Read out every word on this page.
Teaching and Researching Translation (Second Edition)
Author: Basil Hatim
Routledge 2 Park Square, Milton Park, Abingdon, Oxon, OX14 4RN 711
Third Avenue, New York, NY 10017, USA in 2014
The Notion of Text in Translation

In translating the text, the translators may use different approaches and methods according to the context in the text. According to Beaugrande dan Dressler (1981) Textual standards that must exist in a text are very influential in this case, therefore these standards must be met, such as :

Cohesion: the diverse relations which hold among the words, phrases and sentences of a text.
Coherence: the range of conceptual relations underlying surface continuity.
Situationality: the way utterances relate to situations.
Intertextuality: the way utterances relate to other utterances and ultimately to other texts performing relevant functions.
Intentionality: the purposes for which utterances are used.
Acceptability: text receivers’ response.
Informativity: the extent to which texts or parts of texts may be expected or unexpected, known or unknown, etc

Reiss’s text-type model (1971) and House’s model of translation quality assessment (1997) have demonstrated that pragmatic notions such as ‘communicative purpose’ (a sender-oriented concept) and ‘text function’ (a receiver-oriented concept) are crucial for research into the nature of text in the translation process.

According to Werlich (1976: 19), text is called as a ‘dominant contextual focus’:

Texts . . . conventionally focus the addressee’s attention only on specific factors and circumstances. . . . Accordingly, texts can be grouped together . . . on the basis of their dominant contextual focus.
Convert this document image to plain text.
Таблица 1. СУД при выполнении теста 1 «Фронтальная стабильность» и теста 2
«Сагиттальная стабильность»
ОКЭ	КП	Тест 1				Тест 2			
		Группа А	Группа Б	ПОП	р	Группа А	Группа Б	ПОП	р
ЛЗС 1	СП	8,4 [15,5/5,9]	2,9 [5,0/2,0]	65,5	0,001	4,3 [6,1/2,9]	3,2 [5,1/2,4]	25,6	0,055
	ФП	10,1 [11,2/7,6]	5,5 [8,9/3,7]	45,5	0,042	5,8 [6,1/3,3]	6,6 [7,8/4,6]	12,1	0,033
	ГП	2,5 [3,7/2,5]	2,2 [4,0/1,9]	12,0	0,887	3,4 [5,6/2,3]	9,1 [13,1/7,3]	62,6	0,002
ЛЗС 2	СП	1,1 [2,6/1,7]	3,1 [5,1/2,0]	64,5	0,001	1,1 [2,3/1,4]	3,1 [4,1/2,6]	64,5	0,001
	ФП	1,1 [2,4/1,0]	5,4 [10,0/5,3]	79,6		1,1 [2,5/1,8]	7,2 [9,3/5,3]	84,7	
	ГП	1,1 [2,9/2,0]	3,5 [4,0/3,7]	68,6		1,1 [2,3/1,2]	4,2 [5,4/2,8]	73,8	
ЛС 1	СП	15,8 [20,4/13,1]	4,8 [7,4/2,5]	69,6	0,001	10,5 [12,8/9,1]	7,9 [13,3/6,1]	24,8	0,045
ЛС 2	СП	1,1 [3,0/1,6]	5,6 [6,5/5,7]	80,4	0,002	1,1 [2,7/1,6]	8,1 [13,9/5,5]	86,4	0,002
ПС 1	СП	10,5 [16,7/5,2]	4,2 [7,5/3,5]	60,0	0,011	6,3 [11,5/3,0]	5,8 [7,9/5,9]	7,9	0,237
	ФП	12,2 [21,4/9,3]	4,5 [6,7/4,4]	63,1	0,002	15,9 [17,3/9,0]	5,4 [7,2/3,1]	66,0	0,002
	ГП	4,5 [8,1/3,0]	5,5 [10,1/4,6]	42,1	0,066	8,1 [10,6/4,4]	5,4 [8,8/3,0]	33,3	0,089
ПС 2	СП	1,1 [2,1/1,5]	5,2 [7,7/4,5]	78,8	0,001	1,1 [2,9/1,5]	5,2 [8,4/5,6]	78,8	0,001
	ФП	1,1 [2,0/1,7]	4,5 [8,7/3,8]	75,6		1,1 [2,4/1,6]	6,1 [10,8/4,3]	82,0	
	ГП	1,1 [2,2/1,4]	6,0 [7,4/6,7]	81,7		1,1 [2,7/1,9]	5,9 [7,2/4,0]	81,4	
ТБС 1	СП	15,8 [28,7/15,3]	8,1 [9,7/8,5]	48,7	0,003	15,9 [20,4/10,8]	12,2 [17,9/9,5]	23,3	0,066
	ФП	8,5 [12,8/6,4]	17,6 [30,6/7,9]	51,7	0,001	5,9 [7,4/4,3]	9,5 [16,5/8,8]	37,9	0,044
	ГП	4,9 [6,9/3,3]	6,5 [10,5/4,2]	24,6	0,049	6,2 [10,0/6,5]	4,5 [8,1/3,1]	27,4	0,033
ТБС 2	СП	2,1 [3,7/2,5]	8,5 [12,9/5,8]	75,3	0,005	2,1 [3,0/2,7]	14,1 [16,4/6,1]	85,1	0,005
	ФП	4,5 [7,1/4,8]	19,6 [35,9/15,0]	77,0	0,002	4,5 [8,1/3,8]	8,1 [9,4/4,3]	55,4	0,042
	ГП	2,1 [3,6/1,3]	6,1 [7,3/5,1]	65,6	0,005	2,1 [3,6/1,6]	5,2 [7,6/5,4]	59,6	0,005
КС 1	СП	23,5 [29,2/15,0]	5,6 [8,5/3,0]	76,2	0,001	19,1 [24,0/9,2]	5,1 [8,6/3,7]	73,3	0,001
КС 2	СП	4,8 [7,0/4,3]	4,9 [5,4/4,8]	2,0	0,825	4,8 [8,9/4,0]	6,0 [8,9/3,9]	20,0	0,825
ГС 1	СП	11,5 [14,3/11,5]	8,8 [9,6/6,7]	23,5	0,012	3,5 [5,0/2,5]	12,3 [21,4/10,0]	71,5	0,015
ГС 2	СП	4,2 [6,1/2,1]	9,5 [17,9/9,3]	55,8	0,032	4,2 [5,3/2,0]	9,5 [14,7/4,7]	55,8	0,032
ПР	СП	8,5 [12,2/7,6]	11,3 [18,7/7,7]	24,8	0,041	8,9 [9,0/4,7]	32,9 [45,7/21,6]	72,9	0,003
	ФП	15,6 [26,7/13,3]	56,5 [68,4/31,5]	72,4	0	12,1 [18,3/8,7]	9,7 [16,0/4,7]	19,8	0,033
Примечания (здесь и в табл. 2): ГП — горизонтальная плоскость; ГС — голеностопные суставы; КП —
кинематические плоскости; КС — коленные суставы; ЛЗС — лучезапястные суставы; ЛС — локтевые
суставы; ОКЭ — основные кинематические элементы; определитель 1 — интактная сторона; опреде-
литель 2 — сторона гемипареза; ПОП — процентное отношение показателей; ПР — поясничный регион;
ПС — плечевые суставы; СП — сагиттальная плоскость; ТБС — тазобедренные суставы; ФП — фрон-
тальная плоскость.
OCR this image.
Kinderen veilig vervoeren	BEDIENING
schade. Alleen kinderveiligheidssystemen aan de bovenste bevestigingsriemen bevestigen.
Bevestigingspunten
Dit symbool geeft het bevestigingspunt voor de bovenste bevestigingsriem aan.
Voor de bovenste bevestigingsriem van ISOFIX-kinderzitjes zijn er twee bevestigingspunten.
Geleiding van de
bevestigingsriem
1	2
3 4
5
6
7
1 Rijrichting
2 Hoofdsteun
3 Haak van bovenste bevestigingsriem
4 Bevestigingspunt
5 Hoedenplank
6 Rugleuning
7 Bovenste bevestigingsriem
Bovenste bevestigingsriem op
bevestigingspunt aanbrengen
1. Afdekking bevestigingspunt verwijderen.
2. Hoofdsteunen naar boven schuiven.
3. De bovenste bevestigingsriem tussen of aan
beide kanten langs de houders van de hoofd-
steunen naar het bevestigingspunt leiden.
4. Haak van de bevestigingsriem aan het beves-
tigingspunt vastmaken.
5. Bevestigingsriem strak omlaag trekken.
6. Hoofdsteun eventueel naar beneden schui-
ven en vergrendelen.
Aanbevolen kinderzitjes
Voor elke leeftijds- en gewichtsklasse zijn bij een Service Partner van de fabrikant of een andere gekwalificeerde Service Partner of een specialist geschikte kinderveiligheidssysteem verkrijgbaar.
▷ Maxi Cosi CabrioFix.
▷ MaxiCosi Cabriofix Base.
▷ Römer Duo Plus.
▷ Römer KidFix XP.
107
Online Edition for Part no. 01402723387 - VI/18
____
## Problem description:
Pull every line containing "naar" from the material above.

## Solution:
2. Hoofdsteunen naar boven schuiven.
steunen naar het bevestigingspunt leiden.
6. Hoofdsteun eventueel naar beneden schui-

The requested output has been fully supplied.